[Entries from a dataset]
·····

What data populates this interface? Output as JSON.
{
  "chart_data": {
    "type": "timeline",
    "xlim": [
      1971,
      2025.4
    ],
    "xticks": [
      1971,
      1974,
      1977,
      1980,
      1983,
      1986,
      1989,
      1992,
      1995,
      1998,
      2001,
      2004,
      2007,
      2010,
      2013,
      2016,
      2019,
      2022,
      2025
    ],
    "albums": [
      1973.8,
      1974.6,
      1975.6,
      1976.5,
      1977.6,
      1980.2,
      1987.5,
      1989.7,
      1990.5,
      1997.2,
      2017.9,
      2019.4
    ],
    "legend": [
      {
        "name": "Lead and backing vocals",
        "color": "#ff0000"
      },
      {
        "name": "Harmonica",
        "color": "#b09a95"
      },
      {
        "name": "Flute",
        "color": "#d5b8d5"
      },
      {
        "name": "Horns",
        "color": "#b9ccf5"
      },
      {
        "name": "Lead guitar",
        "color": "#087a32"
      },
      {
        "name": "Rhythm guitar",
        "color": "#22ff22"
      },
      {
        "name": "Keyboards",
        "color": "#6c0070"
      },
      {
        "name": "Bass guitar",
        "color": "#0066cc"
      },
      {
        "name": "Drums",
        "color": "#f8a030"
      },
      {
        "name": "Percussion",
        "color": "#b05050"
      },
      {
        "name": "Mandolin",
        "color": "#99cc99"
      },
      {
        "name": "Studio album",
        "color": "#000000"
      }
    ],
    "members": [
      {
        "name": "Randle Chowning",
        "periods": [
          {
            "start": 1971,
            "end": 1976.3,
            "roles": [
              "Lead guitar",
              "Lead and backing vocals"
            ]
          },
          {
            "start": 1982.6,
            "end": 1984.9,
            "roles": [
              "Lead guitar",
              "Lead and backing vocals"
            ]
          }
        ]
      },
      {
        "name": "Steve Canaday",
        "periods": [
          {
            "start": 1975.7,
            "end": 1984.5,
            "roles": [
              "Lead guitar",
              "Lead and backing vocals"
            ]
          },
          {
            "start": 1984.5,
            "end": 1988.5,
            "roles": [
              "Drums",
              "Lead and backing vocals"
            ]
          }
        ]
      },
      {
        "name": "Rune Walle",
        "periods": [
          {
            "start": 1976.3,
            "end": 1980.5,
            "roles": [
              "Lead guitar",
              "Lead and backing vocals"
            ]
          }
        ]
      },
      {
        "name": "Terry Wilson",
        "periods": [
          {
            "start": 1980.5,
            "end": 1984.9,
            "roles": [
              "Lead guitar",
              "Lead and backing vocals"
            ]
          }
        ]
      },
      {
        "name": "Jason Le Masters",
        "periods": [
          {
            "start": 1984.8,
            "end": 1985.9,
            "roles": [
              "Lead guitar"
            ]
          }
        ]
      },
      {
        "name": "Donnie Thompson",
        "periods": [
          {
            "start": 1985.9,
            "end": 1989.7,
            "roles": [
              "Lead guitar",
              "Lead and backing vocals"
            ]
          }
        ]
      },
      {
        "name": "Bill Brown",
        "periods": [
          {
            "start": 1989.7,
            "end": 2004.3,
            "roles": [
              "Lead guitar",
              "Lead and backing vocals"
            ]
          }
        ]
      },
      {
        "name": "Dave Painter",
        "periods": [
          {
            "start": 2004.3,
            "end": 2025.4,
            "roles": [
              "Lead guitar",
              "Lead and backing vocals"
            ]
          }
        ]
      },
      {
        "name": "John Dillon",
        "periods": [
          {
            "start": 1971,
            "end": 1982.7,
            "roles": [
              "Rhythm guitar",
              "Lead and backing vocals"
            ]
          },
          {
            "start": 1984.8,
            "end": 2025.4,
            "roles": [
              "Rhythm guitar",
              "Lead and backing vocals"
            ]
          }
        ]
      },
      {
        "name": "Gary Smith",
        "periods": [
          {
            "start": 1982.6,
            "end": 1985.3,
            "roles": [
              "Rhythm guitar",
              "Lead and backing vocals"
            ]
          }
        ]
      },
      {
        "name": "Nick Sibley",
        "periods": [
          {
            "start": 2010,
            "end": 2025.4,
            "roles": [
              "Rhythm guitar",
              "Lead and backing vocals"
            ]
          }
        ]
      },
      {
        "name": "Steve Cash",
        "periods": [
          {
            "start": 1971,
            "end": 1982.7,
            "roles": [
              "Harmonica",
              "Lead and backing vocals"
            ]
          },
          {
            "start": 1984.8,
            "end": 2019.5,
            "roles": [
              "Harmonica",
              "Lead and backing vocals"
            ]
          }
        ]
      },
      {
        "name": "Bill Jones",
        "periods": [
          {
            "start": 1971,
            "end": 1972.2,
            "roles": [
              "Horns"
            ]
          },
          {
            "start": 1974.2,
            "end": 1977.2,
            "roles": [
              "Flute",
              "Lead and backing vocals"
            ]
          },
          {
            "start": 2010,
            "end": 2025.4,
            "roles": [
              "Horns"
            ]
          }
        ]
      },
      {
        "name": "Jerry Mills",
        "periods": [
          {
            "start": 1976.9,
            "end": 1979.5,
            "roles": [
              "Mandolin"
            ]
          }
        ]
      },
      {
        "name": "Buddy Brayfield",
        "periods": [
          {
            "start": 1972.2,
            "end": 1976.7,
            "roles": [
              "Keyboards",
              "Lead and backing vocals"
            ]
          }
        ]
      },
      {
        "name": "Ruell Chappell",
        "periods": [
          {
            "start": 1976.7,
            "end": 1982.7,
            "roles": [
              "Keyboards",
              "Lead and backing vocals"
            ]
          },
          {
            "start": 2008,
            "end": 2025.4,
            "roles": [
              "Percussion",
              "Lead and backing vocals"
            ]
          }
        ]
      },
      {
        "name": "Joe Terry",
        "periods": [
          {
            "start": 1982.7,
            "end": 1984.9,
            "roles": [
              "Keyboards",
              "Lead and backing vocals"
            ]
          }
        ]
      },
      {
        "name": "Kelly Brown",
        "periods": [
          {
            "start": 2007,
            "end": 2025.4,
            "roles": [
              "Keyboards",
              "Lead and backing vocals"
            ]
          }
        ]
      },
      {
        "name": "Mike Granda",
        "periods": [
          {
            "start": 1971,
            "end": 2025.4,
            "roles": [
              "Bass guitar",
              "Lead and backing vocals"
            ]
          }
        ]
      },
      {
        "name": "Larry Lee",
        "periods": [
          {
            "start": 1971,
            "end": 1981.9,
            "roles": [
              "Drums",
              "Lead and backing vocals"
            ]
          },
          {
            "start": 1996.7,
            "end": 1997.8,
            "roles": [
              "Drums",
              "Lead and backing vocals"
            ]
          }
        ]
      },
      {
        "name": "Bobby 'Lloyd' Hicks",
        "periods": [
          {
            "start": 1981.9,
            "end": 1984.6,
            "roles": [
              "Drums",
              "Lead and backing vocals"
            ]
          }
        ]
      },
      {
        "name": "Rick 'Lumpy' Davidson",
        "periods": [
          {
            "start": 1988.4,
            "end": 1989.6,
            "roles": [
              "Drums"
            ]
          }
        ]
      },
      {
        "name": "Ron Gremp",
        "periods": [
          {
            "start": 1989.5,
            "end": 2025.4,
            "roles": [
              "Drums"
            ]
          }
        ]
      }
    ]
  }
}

·····

> _What this task involves_:
All entries shown above should be printed again exactly.

> _Solution for this task_:
What data populates this interface? Output as JSON.
{
  "chart_data": {
    "type": "timeline",
    "xlim": [
      1971,
      2025.4
    ],
    "xticks": [
      1971,
      1974,
      1977,
      1980,
      1983,
      1986,
      1989,
      1992,
      1995,
      1998,
      2001,
      2004,
      2007,
      2010,
      2013,
      2016,
      2019,
      2022,
      2025
    ],
    "albums": [
      1973.8,
      1974.6,
      1975.6,
      1976.5,
      1977.6,
      1980.2,
      1987.5,
      1989.7,
      1990.5,
      1997.2,
      2017.9,
      2019.4
    ],
    "legend": [
      {
        "name": "Lead and backing vocals",
        "color": "#ff0000"
      },
      {
        "name": "Harmonica",
        "color": "#b09a95"
      },
      {
        "name": "Flute",
        "color": "#d5b8d5"
      },
      {
        "name": "Horns",
        "color": "#b9ccf5"
      },
      {
        "name": "Lead guitar",
        "color": "#087a32"
      },
      {
        "name": "Rhythm guitar",
        "color": "#22ff22"
      },
      {
        "name": "Keyboards",
        "color": "#6c0070"
      },
      {
        "name": "Bass guitar",
        "color": "#0066cc"
      },
      {
        "name": "Drums",
        "color": "#f8a030"
      },
      {
        "name": "Percussion",
        "color": "#b05050"
      },
      {
        "name": "Mandolin",
        "color": "#99cc99"
      },
      {
        "name": "Studio album",
        "color": "#000000"
      }
    ],
    "members": [
      {
        "name": "Randle Chowning",
        "periods": [
          {
            "start": 1971,
            "end": 1976.3,
            "roles": [
              "Lead guitar",
              "Lead and backing vocals"
            ]
          },
          {
            "start": 1982.6,
            "end": 1984.9,
            "roles": [
              "Lead guitar",
              "Lead and backing vocals"
            ]
          }
        ]
      },
      {
        "name": "Steve Canaday",
        "periods": [
          {
            "start": 1975.7,
            "end": 1984.5,
            "roles": [
              "Lead guitar",
              "Lead and backing vocals"
            ]
          },
          {
            "start": 1984.5,
            "end": 1988.5,
            "roles": [
              "Drums",
              "Lead and backing vocals"
            ]
          }
        ]
      },
      {
        "name": "Rune Walle",
        "periods": [
          {
            "start": 1976.3,
            "end": 1980.5,
            "roles": [
              "Lead guitar",
              "Lead and backing vocals"
            ]
          }
        ]
      },
      {
        "name": "Terry Wilson",
        "periods": [
          {
            "start": 1980.5,
            "end": 1984.9,
            "roles": [
              "Lead guitar",
              "Lead and backing vocals"
            ]
          }
        ]
      },
      {
        "name": "Jason Le Masters",
        "periods": [
          {
            "start": 1984.8,
            "end": 1985.9,
            "roles": [
              "Lead guitar"
            ]
          }
        ]
      },
      {
        "name": "Donnie Thompson",
        "periods": [
          {
            "start": 1985.9,
            "end": 1989.7,
            "roles": [
              "Lead guitar",
              "Lead and backing vocals"
            ]
          }
        ]
      },
      {
        "name": "Bill Brown",
        "periods": [
          {
            "start": 1989.7,
            "end": 2004.3,
            "roles": [
              "Lead guitar",
              "Lead and backing vocals"
            ]
          }
        ]
      },
      {
        "name": "Dave Painter",
        "periods": [
          {
            "start": 2004.3,
            "end": 2025.4,
            "roles": [
              "Lead guitar",
              "Lead and backing vocals"
            ]
          }
        ]
      },
      {
        "name": "John Dillon",
        "periods": [
          {
            "start": 1971,
            "end": 1982.7,
            "roles": [
              "Rhythm guitar",
              "Lead and backing vocals"
            ]
          },
          {
            "start": 1984.8,
            "end": 2025.4,
            "roles": [
              "Rhythm guitar",
              "Lead and backing vocals"
            ]
          }
        ]
      },
      {
        "name": "Gary Smith",
        "periods": [
          {
            "start": 1982.6,
            "end": 1985.3,
            "roles": [
              "Rhythm guitar",
              "Lead and backing vocals"
            ]
          }
        ]
      },
      {
        "name": "Nick Sibley",
        "periods": [
          {
            "start": 2010,
            "end": 2025.4,
            "roles": [
              "Rhythm guitar",
              "Lead and backing vocals"
            ]
          }
        ]
      },
      {
        "name": "Steve Cash",
        "periods": [
          {
            "start": 1971,
            "end": 1982.7,
            "roles": [
              "Harmonica",
              "Lead and backing vocals"
            ]
          },
          {
            "start": 1984.8,
            "end": 2019.5,
            "roles": [
              "Harmonica",
              "Lead and backing vocals"
            ]
          }
        ]
      },
      {
        "name": "Bill Jones",
        "periods": [
          {
            "start": 1971,
            "end": 1972.2,
            "roles": [
              "Horns"
            ]
          },
          {
            "start": 1974.2,
            "end": 1977.2,
            "roles": [
              "Flute",
              "Lead and backing vocals"
            ]
          },
          {
            "start": 2010,
            "end": 2025.4,
            "roles": [
              "Horns"
            ]
          }
        ]
      },
      {
        "name": "Jerry Mills",
        "periods": [
          {
            "start": 1976.9,
            "end": 1979.5,
            "roles": [
              "Mandolin"
            ]
          }
        ]
      },
      {
        "name": "Buddy Brayfield",
        "periods": [
          {
            "start": 1972.2,
            "end": 1976.7,
            "roles": [
              "Keyboards",
              "Lead and backing vocals"
            ]
          }
        ]
      },
      {
        "name": "Ruell Chappell",
        "periods": [
          {
            "start": 1976.7,
            "end": 1982.7,
            "roles": [
              "Keyboards",
              "Lead and backing vocals"
            ]
          },
          {
            "start": 2008,
            "end": 2025.4,
            "roles": [
              "Percussion",
              "Lead and backing vocals"
            ]
          }
        ]
      },
      {
        "name": "Joe Terry",
        "periods": [
          {
            "start": 1982.7,
            "end": 1984.9,
            "roles": [
              "Keyboards",
              "Lead and backing vocals"
            ]
          }
        ]
      },
      {
        "name": "Kelly Brown",
        "periods": [
          {
            "start": 2007,
            "end": 2025.4,
            "roles": [
              "Keyboards",
              "Lead and backing vocals"
            ]
          }
        ]
      },
      {
        "name": "Mike Granda",
        "periods": [
          {
            "start": 1971,
            "end": 2025.4,
            "roles": [
              "Bass guitar",
              "Lead and backing vocals"
            ]
          }
        ]
      },
      {
        "name": "Larry Lee",
        "periods": [
          {
            "start": 1971,
            "end": 1981.9,
            "roles": [
              "Drums",
              "Lead and backing vocals"
            ]
          },
          {
            "start": 1996.7,
            "end": 1997.8,
            "roles": [
              "Drums",
              "Lead and backing vocals"
            ]
          }
        ]
      },
      {
        "name": "Bobby 'Lloyd' Hicks",
        "periods": [
          {
            "start": 1981.9,
            "end": 1984.6,
            "roles": [
              "Drums",
              "Lead and backing vocals"
            ]
          }
        ]
      },
      {
        "name": "Rick 'Lumpy' Davidson",
        "periods": [
          {
            "start": 1988.4,
            "end": 1989.6,
            "roles": [
              "Drums"
            ]
          }
        ]
      },
      {
        "name": "Ron Gremp",
        "periods": [
          {
            "start": 1989.5,
            "end": 2025.4,
            "roles": [
              "Drums"
            ]
          }
        ]
      }
    ]
  }
}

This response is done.